## Begin

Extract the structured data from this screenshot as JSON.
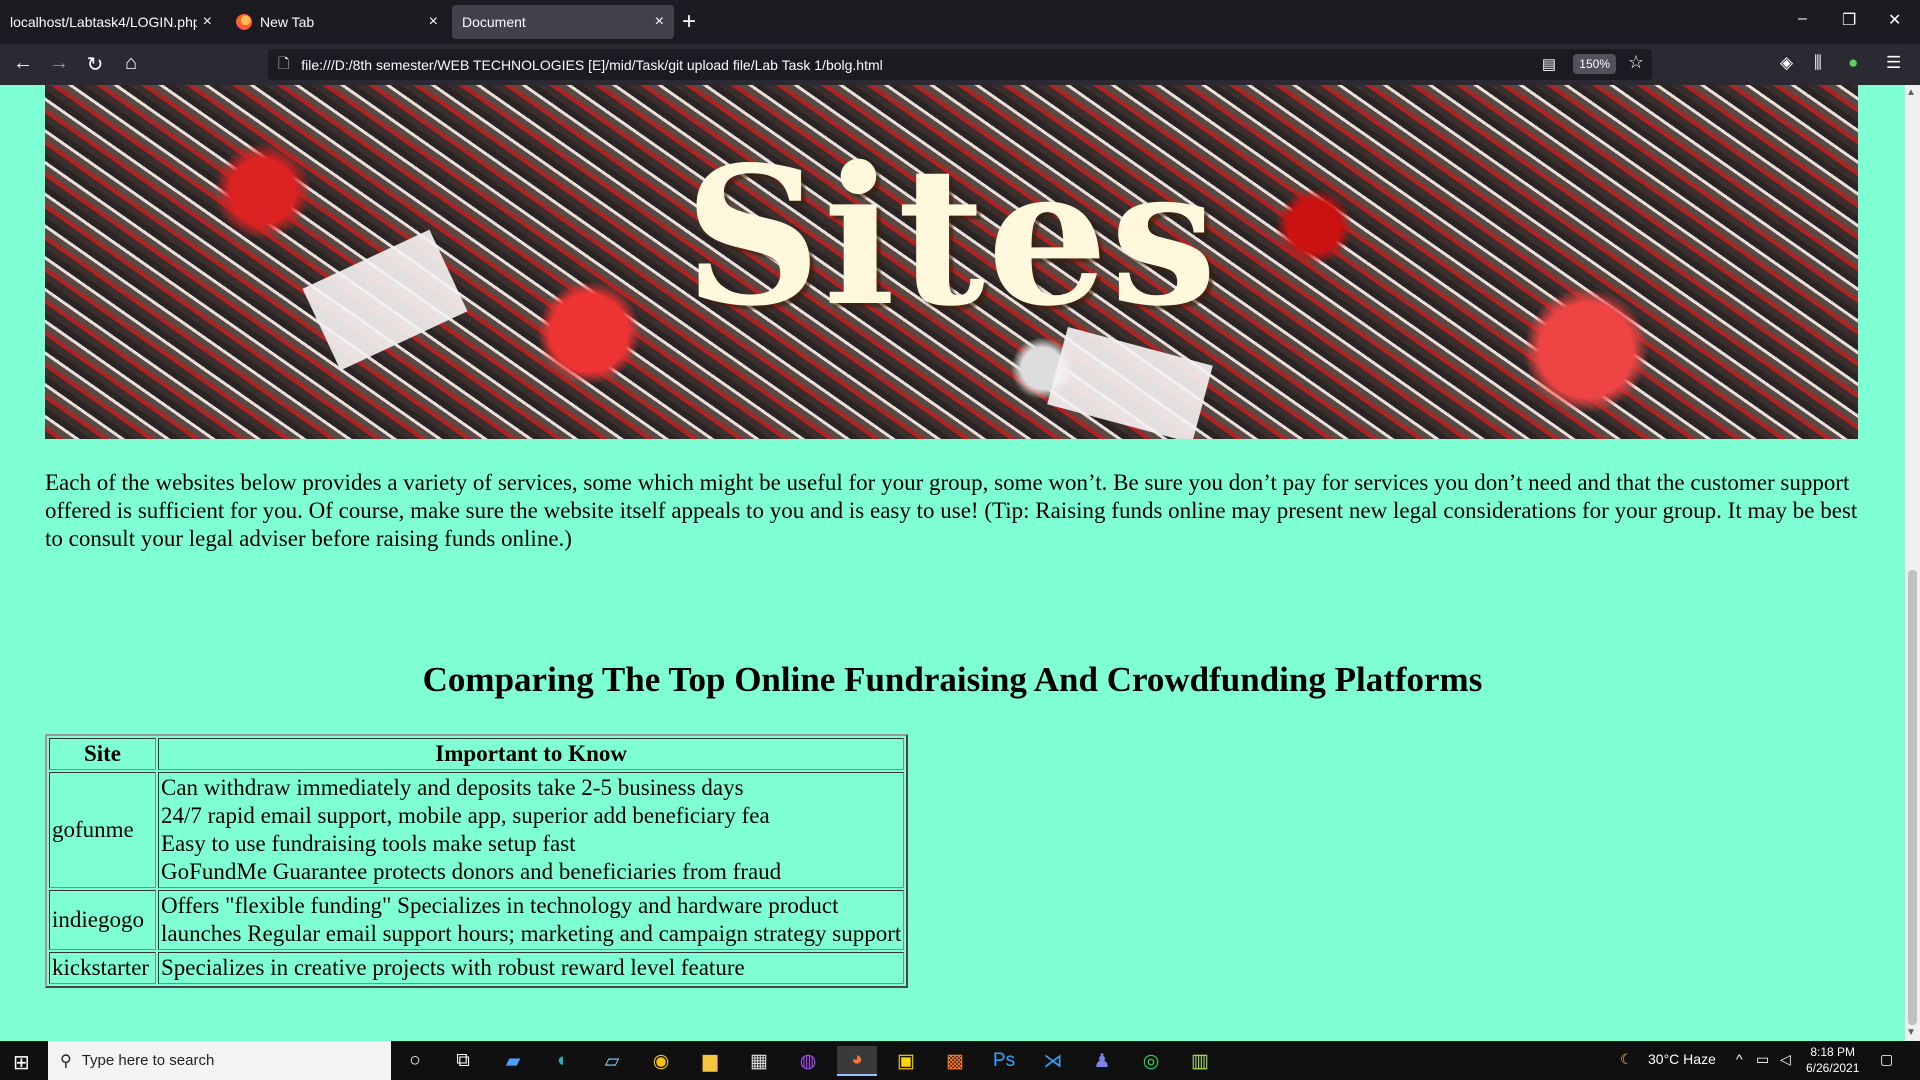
{
  "browser": {
    "tabs": [
      {
        "label": "localhost/Labtask4/LOGIN.php",
        "active": false
      },
      {
        "label": "New Tab",
        "active": false
      },
      {
        "label": "Document",
        "active": true
      }
    ],
    "new_tab_glyph": "+",
    "close_glyph": "×",
    "url": "file:///D:/8th semester/WEB TECHNOLOGIES [E]/mid/Task/git upload file/Lab Task 1/bolg.html",
    "zoom": "150%",
    "window_controls": {
      "minimize": "–",
      "restore": "❐",
      "close": "✕"
    }
  },
  "page": {
    "hero_title": "Sites",
    "intro": "Each of the websites below provides a variety of services, some which might be useful for your group, some won’t. Be sure you don’t pay for services you don’t need and that the customer support offered is sufficient for you. Of course, make sure the website itself appeals to you and is easy to use! (Tip: Raising funds online may present new legal considerations for your group. It may be best to consult your legal adviser before raising funds online.)",
    "heading": "Comparing The Top Online Fundraising And Crowdfunding Platforms",
    "table": {
      "headers": [
        "Site",
        "Important to Know"
      ],
      "rows": [
        {
          "site": "gofunme",
          "lines": [
            "Can withdraw immediately and deposits take 2-5 business days",
            "24/7 rapid email support, mobile app, superior add beneficiary fea",
            "Easy to use fundraising tools make setup fast",
            "GoFundMe Guarantee protects donors and beneficiaries from fraud"
          ]
        },
        {
          "site": "indiegogo",
          "lines": [
            "Offers \"flexible funding\" Specializes in technology and hardware product",
            "launches Regular email support hours; marketing and campaign strategy support"
          ]
        },
        {
          "site": "kickstarter",
          "lines": [
            "Specializes in creative projects with robust reward level feature"
          ]
        }
      ]
    }
  },
  "taskbar": {
    "search_placeholder": "Type here to search",
    "weather": "30°C  Haze",
    "time": "8:18 PM",
    "date": "6/26/2021"
  }
}
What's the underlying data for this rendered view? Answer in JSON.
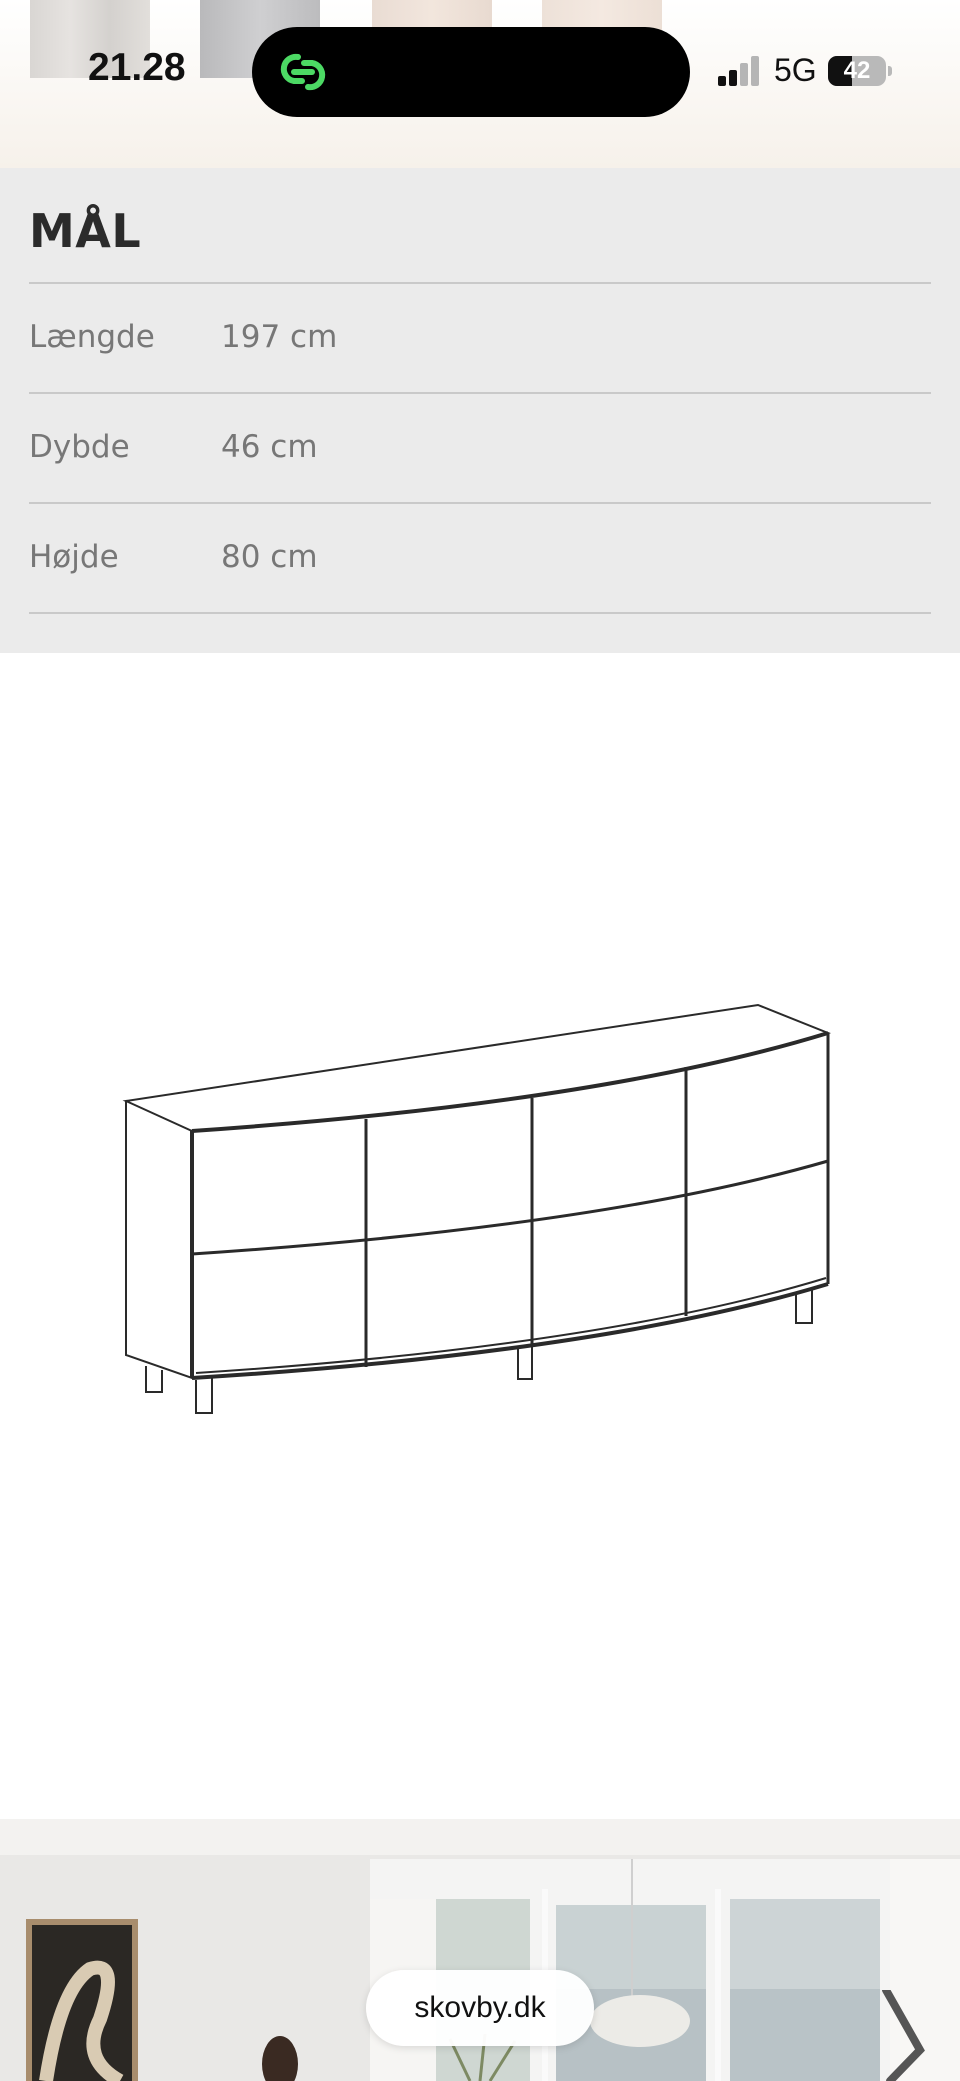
{
  "status_bar": {
    "time": "21.28",
    "network": "5G",
    "battery": "42",
    "battery_level": 0.42
  },
  "dimensions": {
    "title": "MÅL",
    "rows": [
      {
        "label": "Længde",
        "value": "197 cm"
      },
      {
        "label": "Dybde",
        "value": "46 cm"
      },
      {
        "label": "Højde",
        "value": "80 cm"
      }
    ]
  },
  "browser": {
    "url": "skovby.dk"
  },
  "icons": {
    "island": "link-icon",
    "next": "chevron-right-icon"
  },
  "colors": {
    "section_bg": "#ebebeb",
    "link_green": "#4cd964"
  }
}
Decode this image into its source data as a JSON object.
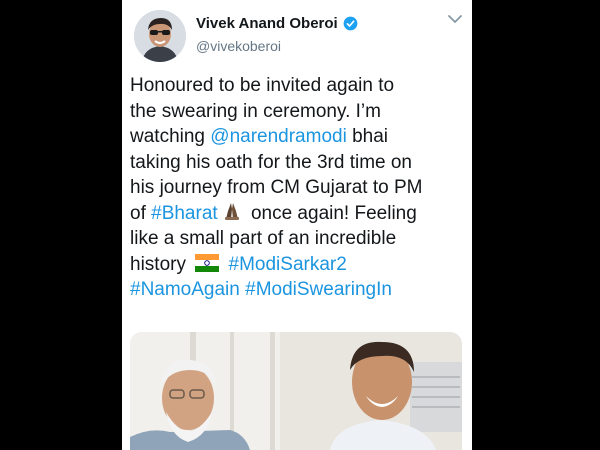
{
  "tweet": {
    "author": {
      "display_name": "Vivek Anand Oberoi",
      "handle": "@vivekoberoi",
      "verified": true,
      "avatar_icon": "profile-photo"
    },
    "menu_icon": "chevron-down-icon",
    "lines": [
      [
        {
          "text": "Honoured to be invited again to"
        }
      ],
      [
        {
          "text": "the swearing in ceremony. I’m"
        }
      ],
      [
        {
          "text": "watching "
        },
        {
          "text": "@narendramodi",
          "link": true
        },
        {
          "text": " bhai"
        }
      ],
      [
        {
          "text": "taking his oath for the 3rd time on"
        }
      ],
      [
        {
          "text": "his journey from CM Gujarat to PM"
        }
      ],
      [
        {
          "text": "of "
        },
        {
          "text": "#Bharat",
          "link": true
        },
        {
          "emoji": "praying-hands-emoji"
        },
        {
          "text": " once again! Feeling"
        }
      ],
      [
        {
          "text": "like a small part of an incredible"
        }
      ],
      [
        {
          "text": "history "
        },
        {
          "emoji": "india-flag-emoji"
        },
        {
          "text": " "
        },
        {
          "text": "#ModiSarkar2",
          "link": true
        }
      ],
      [
        {
          "text": "#NamoAgain",
          "link": true
        },
        {
          "text": " "
        },
        {
          "text": "#ModiSwearingIn",
          "link": true
        }
      ]
    ],
    "media": {
      "type": "photo"
    }
  },
  "colors": {
    "background": "#000000",
    "card": "#ffffff",
    "text": "#14171a",
    "link": "#1b95e0",
    "secondary": "#657786",
    "verified": "#1da1f2"
  }
}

## End

Each line above that includes "email" counts once; state the total and nothing more.

2